## Input
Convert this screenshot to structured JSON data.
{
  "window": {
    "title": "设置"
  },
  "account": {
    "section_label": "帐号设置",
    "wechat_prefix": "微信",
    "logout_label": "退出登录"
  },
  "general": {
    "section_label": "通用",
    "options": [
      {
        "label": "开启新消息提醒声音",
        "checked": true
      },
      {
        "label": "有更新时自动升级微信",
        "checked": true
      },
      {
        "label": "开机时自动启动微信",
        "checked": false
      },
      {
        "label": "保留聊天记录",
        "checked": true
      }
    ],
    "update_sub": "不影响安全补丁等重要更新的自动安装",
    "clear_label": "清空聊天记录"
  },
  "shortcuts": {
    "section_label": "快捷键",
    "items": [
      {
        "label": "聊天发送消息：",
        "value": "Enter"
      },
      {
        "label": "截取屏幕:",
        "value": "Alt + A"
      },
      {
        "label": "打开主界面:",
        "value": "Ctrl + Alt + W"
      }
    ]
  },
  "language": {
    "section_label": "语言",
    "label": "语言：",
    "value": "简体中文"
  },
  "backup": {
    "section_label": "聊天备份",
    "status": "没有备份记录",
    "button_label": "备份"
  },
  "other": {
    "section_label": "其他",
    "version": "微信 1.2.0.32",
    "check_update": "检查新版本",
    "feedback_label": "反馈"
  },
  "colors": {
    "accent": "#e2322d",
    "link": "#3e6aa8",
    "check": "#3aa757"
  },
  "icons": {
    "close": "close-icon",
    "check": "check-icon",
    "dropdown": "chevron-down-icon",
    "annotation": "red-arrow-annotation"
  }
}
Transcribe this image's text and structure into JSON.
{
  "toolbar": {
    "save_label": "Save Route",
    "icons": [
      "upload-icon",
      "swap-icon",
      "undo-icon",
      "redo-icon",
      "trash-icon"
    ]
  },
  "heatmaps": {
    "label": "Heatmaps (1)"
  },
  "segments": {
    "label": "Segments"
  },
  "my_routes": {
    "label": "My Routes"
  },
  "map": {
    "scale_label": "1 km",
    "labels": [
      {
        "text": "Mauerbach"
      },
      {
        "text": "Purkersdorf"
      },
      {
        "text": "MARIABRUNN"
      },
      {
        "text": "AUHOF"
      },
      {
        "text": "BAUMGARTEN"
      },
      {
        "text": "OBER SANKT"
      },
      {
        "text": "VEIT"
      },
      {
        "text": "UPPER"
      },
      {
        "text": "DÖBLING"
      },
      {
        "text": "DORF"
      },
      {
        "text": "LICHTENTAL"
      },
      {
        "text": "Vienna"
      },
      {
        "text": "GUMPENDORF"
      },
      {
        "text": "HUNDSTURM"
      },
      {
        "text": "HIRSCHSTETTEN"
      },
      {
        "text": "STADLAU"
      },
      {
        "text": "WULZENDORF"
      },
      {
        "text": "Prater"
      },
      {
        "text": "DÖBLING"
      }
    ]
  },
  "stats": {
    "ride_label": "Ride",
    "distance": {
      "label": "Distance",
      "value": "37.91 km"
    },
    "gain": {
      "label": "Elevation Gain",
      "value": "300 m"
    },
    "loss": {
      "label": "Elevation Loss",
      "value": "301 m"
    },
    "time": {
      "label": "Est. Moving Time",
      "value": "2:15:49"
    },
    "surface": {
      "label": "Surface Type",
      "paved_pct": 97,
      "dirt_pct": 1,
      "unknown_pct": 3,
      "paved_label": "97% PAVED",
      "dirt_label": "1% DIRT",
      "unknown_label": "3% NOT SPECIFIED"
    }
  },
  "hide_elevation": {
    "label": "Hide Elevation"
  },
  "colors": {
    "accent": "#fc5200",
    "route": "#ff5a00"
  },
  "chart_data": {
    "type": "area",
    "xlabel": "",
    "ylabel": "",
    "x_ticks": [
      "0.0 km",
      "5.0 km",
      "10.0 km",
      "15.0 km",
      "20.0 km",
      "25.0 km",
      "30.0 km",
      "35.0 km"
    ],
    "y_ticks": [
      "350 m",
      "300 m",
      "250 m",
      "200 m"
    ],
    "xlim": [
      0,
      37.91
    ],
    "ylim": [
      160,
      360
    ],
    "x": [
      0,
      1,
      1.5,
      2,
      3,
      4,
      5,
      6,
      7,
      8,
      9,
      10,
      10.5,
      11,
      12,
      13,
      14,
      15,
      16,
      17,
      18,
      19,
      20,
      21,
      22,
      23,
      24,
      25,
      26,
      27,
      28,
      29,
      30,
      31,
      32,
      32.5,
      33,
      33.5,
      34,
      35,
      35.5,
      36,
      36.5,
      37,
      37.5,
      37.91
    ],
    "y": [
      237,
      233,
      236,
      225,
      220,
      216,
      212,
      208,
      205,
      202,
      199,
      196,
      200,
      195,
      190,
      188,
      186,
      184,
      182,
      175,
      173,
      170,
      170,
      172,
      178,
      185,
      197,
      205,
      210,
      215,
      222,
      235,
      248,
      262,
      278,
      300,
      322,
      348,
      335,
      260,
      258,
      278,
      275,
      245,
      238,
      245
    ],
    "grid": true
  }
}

## Set exercise
Exactly as shown above, return every record.

## Full answer
Convert this screenshot to structured JSON data.
{
  "window": {
    "title": "设置"
  },
  "account": {
    "section_label": "帐号设置",
    "wechat_prefix": "微信",
    "logout_label": "退出登录"
  },
  "general": {
    "section_label": "通用",
    "options": [
      {
        "label": "开启新消息提醒声音",
        "checked": true
      },
      {
        "label": "有更新时自动升级微信",
        "checked": true
      },
      {
        "label": "开机时自动启动微信",
        "checked": false
      },
      {
        "label": "保留聊天记录",
        "checked": true
      }
    ],
    "update_sub": "不影响安全补丁等重要更新的自动安装",
    "clear_label": "清空聊天记录"
  },
  "shortcuts": {
    "section_label": "快捷键",
    "items": [
      {
        "label": "聊天发送消息：",
        "value": "Enter"
      },
      {
        "label": "截取屏幕:",
        "value": "Alt + A"
      },
      {
        "label": "打开主界面:",
        "value": "Ctrl + Alt + W"
      }
    ]
  },
  "language": {
    "section_label": "语言",
    "label": "语言：",
    "value": "简体中文"
  },
  "backup": {
    "section_label": "聊天备份",
    "status": "没有备份记录",
    "button_label": "备份"
  },
  "other": {
    "section_label": "其他",
    "version": "微信 1.2.0.32",
    "check_update": "检查新版本",
    "feedback_label": "反馈"
  },
  "colors": {
    "accent": "#e2322d",
    "link": "#3e6aa8",
    "check": "#3aa757"
  },
  "icons": {
    "close": "close-icon",
    "check": "check-icon",
    "dropdown": "chevron-down-icon",
    "annotation": "red-arrow-annotation"
  }
}
Transcribe this image's text and structure into JSON.
{
  "toolbar": {
    "save_label": "Save Route",
    "icons": [
      "upload-icon",
      "swap-icon",
      "undo-icon",
      "redo-icon",
      "trash-icon"
    ]
  },
  "heatmaps": {
    "label": "Heatmaps (1)"
  },
  "segments": {
    "label": "Segments"
  },
  "my_routes": {
    "label": "My Routes"
  },
  "map": {
    "scale_label": "1 km",
    "labels": [
      {
        "text": "Mauerbach"
      },
      {
        "text": "Purkersdorf"
      },
      {
        "text": "MARIABRUNN"
      },
      {
        "text": "AUHOF"
      },
      {
        "text": "BAUMGARTEN"
      },
      {
        "text": "OBER SANKT"
      },
      {
        "text": "VEIT"
      },
      {
        "text": "UPPER"
      },
      {
        "text": "DÖBLING"
      },
      {
        "text": "DORF"
      },
      {
        "text": "LICHTENTAL"
      },
      {
        "text": "Vienna"
      },
      {
        "text": "GUMPENDORF"
      },
      {
        "text": "HUNDSTURM"
      },
      {
        "text": "HIRSCHSTETTEN"
      },
      {
        "text": "STADLAU"
      },
      {
        "text": "WULZENDORF"
      },
      {
        "text": "Prater"
      },
      {
        "text": "DÖBLING"
      }
    ]
  },
  "stats": {
    "ride_label": "Ride",
    "distance": {
      "label": "Distance",
      "value": "37.91 km"
    },
    "gain": {
      "label": "Elevation Gain",
      "value": "300 m"
    },
    "loss": {
      "label": "Elevation Loss",
      "value": "301 m"
    },
    "time": {
      "label": "Est. Moving Time",
      "value": "2:15:49"
    },
    "surface": {
      "label": "Surface Type",
      "paved_pct": 97,
      "dirt_pct": 1,
      "unknown_pct": 3,
      "paved_label": "97% PAVED",
      "dirt_label": "1% DIRT",
      "unknown_label": "3% NOT SPECIFIED"
    }
  },
  "hide_elevation": {
    "label": "Hide Elevation"
  },
  "colors": {
    "accent": "#fc5200",
    "route": "#ff5a00"
  },
  "chart_data": {
    "type": "area",
    "xlabel": "",
    "ylabel": "",
    "x_ticks": [
      "0.0 km",
      "5.0 km",
      "10.0 km",
      "15.0 km",
      "20.0 km",
      "25.0 km",
      "30.0 km",
      "35.0 km"
    ],
    "y_ticks": [
      "350 m",
      "300 m",
      "250 m",
      "200 m"
    ],
    "xlim": [
      0,
      37.91
    ],
    "ylim": [
      160,
      360
    ],
    "x": [
      0,
      1,
      1.5,
      2,
      3,
      4,
      5,
      6,
      7,
      8,
      9,
      10,
      10.5,
      11,
      12,
      13,
      14,
      15,
      16,
      17,
      18,
      19,
      20,
      21,
      22,
      23,
      24,
      25,
      26,
      27,
      28,
      29,
      30,
      31,
      32,
      32.5,
      33,
      33.5,
      34,
      35,
      35.5,
      36,
      36.5,
      37,
      37.5,
      37.91
    ],
    "y": [
      237,
      233,
      236,
      225,
      220,
      216,
      212,
      208,
      205,
      202,
      199,
      196,
      200,
      195,
      190,
      188,
      186,
      184,
      182,
      175,
      173,
      170,
      170,
      172,
      178,
      185,
      197,
      205,
      210,
      215,
      222,
      235,
      248,
      262,
      278,
      300,
      322,
      348,
      335,
      260,
      258,
      278,
      275,
      245,
      238,
      245
    ],
    "grid": true
  }
}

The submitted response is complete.